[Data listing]
__________

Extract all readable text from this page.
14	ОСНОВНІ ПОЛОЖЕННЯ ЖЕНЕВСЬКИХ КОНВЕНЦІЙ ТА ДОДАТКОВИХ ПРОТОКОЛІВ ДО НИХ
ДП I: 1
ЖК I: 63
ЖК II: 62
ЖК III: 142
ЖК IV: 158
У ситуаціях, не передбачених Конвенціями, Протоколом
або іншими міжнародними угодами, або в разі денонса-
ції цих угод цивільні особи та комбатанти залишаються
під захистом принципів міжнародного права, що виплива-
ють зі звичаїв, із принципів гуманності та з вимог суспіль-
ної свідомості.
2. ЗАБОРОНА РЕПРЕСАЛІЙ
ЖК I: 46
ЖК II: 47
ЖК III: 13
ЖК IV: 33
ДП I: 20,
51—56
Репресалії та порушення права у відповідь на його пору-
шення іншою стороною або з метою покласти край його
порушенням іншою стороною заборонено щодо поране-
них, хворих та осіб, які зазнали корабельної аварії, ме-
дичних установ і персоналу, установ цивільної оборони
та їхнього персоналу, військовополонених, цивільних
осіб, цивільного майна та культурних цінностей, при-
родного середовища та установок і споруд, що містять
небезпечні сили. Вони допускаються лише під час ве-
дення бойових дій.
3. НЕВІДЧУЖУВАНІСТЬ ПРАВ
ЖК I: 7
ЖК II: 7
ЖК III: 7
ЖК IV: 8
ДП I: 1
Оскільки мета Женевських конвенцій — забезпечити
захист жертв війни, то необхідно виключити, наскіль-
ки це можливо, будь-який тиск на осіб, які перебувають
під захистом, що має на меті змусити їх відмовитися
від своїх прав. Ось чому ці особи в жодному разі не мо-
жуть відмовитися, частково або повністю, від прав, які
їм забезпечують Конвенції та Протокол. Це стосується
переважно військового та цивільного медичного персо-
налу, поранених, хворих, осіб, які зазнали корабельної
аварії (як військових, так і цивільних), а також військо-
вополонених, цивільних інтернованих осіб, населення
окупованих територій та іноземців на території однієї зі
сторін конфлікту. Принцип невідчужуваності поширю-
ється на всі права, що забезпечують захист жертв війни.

__________

TASK :: Reproduce the records in full, exactly as written.

EXERCISE SOLUTION ::
Extract all readable text from this page.
14	ОСНОВНІ ПОЛОЖЕННЯ ЖЕНЕВСЬКИХ КОНВЕНЦІЙ ТА ДОДАТКОВИХ ПРОТОКОЛІВ ДО НИХ
ДП I: 1
ЖК I: 63
ЖК II: 62
ЖК III: 142
ЖК IV: 158
У ситуаціях, не передбачених Конвенціями, Протоколом
або іншими міжнародними угодами, або в разі денонса-
ції цих угод цивільні особи та комбатанти залишаються
під захистом принципів міжнародного права, що виплива-
ють зі звичаїв, із принципів гуманності та з вимог суспіль-
ної свідомості.
2. ЗАБОРОНА РЕПРЕСАЛІЙ
ЖК I: 46
ЖК II: 47
ЖК III: 13
ЖК IV: 33
ДП I: 20,
51—56
Репресалії та порушення права у відповідь на його пору-
шення іншою стороною або з метою покласти край його
порушенням іншою стороною заборонено щодо поране-
них, хворих та осіб, які зазнали корабельної аварії, ме-
дичних установ і персоналу, установ цивільної оборони
та їхнього персоналу, військовополонених, цивільних
осіб, цивільного майна та культурних цінностей, при-
родного середовища та установок і споруд, що містять
небезпечні сили. Вони допускаються лише під час ве-
дення бойових дій.
3. НЕВІДЧУЖУВАНІСТЬ ПРАВ
ЖК I: 7
ЖК II: 7
ЖК III: 7
ЖК IV: 8
ДП I: 1
Оскільки мета Женевських конвенцій — забезпечити
захист жертв війни, то необхідно виключити, наскіль-
ки це можливо, будь-який тиск на осіб, які перебувають
під захистом, що має на меті змусити їх відмовитися
від своїх прав. Ось чому ці особи в жодному разі не мо-
жуть відмовитися, частково або повністю, від прав, які
їм забезпечують Конвенції та Протокол. Це стосується
переважно військового та цивільного медичного персо-
налу, поранених, хворих, осіб, які зазнали корабельної
аварії (як військових, так і цивільних), а також військо-
вополонених, цивільних інтернованих осіб, населення
окупованих територій та іноземців на території однієї зі
сторін конфлікту. Принцип невідчужуваності поширю-
ється на всі права, що забезпечують захист жертв війни.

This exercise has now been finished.